AIM OF THE EXERCISE: List every line below containing "Tobacco".

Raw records
/---

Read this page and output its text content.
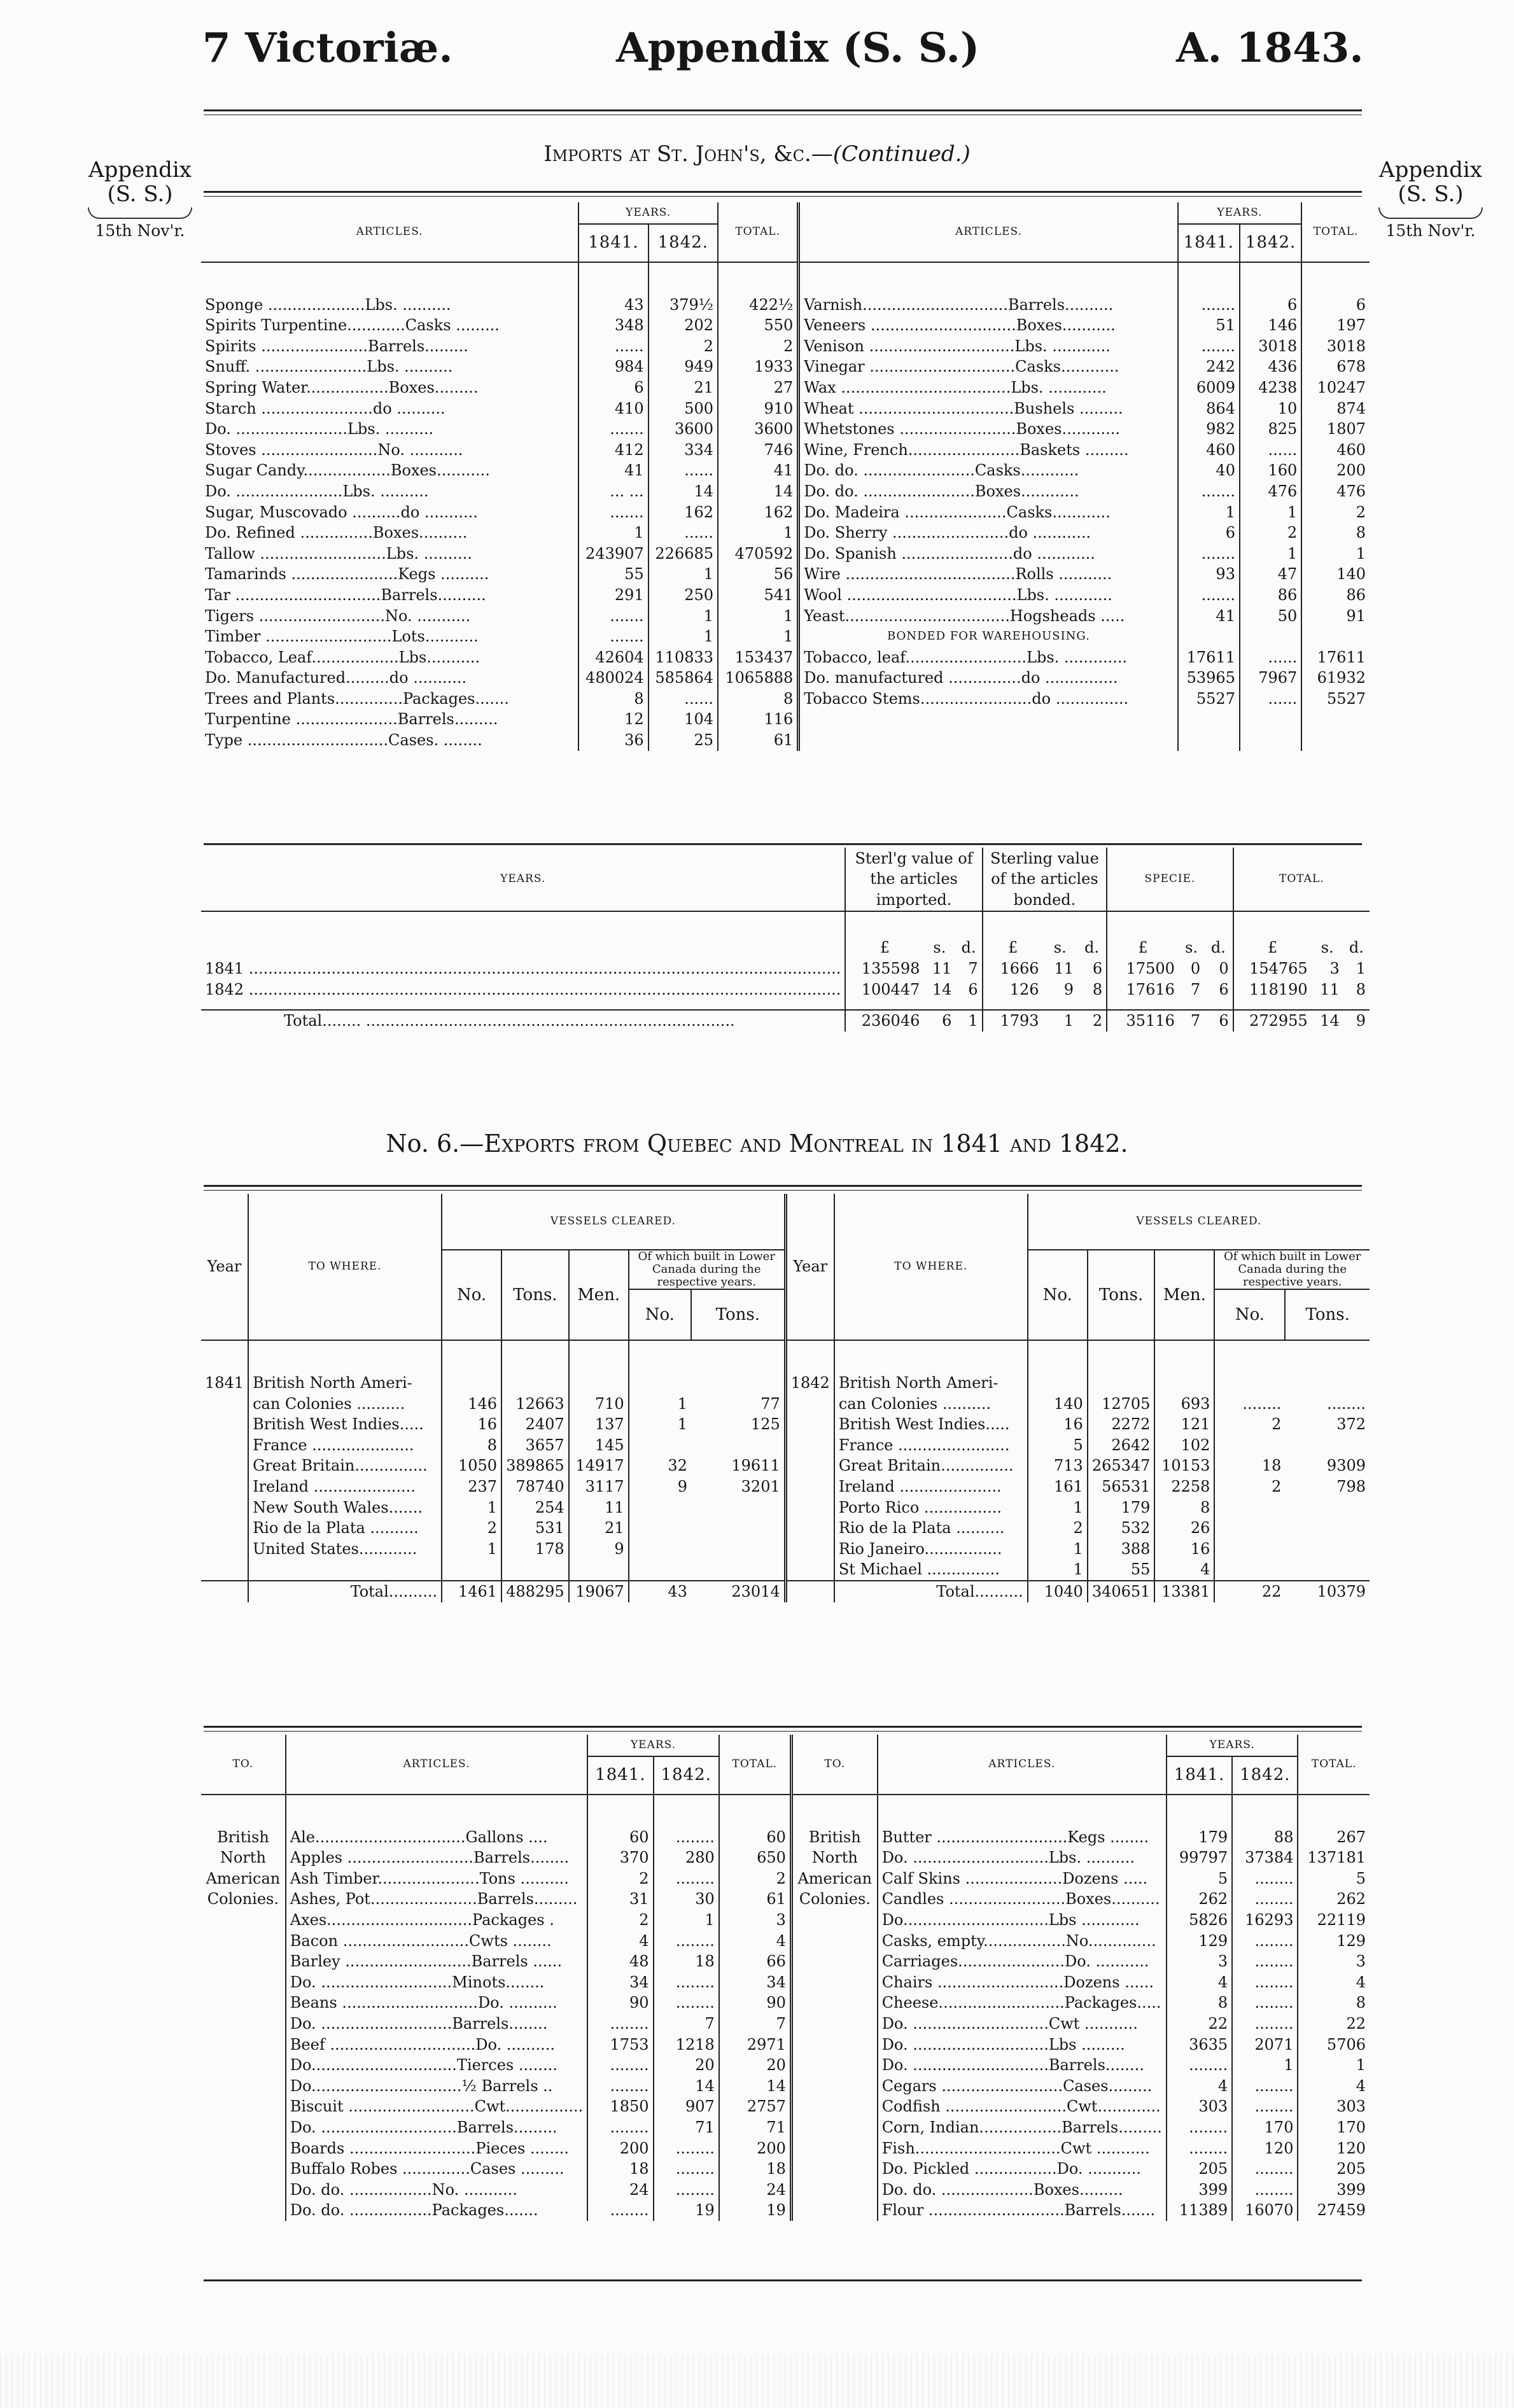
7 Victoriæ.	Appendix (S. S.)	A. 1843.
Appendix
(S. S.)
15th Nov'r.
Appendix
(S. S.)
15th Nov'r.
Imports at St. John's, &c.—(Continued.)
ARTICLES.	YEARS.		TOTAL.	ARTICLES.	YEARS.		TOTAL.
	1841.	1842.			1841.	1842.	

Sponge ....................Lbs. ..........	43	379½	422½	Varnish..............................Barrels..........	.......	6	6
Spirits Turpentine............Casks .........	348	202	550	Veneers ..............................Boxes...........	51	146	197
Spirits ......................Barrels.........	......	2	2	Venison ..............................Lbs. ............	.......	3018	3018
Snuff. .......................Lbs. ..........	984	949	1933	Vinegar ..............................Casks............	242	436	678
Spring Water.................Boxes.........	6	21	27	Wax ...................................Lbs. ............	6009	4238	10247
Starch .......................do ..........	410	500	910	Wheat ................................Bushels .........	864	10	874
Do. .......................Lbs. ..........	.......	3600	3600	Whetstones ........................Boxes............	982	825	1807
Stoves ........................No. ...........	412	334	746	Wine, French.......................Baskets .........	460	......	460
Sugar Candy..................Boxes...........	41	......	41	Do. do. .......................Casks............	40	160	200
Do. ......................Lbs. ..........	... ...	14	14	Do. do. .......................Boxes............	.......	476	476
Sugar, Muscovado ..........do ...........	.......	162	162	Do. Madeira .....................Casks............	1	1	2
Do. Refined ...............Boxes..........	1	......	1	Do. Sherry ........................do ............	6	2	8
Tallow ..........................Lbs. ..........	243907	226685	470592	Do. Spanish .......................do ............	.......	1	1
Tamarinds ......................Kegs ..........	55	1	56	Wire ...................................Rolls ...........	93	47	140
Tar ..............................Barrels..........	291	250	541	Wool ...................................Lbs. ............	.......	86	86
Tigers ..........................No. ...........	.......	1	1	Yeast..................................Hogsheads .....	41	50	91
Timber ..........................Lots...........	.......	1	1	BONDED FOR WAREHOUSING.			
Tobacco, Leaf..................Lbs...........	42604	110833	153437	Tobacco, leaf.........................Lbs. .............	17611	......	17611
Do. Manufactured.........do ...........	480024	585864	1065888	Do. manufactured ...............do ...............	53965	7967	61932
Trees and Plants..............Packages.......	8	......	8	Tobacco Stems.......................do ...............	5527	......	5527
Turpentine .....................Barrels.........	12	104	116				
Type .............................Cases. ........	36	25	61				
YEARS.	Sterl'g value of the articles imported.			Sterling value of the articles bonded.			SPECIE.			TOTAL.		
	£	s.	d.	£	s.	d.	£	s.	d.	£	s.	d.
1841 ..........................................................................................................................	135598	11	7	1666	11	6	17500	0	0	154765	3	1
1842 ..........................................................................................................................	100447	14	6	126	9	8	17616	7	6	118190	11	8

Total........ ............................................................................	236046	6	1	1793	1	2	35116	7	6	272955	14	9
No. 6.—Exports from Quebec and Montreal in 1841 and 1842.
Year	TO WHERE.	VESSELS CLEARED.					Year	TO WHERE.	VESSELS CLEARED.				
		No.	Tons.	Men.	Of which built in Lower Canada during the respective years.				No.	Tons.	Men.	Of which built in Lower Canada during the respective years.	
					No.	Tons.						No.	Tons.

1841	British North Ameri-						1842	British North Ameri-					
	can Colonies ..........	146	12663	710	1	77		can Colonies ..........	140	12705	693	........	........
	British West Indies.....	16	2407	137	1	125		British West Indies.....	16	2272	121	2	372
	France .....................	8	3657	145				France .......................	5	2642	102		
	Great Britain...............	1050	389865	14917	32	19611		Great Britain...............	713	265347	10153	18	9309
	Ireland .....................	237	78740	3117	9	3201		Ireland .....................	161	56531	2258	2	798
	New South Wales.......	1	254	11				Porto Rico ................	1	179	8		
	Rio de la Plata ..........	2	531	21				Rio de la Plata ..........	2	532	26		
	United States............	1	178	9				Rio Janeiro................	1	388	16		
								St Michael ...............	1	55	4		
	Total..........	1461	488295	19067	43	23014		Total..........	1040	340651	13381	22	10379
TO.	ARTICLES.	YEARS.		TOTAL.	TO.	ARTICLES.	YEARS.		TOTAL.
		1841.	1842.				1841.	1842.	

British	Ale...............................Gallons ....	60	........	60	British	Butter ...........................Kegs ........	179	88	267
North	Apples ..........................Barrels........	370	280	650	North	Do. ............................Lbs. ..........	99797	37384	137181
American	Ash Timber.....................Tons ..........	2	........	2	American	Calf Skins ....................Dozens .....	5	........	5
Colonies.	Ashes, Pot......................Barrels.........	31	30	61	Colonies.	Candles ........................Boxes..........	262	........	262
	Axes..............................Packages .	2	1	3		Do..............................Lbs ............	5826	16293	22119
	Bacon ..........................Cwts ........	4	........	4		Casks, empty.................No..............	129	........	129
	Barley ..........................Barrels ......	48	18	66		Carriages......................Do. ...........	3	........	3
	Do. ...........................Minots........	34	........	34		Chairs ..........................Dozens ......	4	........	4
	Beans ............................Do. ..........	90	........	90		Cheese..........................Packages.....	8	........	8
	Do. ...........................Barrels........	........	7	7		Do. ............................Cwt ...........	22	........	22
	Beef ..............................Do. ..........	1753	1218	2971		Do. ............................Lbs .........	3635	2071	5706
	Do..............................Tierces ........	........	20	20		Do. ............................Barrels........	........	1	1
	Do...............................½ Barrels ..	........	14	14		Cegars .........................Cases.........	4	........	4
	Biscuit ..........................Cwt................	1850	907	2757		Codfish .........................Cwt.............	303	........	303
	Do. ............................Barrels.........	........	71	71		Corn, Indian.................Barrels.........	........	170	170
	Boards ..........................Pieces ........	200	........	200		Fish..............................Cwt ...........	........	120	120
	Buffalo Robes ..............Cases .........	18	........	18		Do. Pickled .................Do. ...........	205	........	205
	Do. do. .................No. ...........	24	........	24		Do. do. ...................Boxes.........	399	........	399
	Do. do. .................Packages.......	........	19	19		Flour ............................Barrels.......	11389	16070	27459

\---

RESPONSE TO THE TASK:
Tobacco, Leaf..................Lbs...........	42604	110833	153437	Tobacco, leaf.........................Lbs. .............	17611	......	17611
Trees and Plants..............Packages.......	8	......	8	Tobacco Stems.......................do ...............	5527	......	5527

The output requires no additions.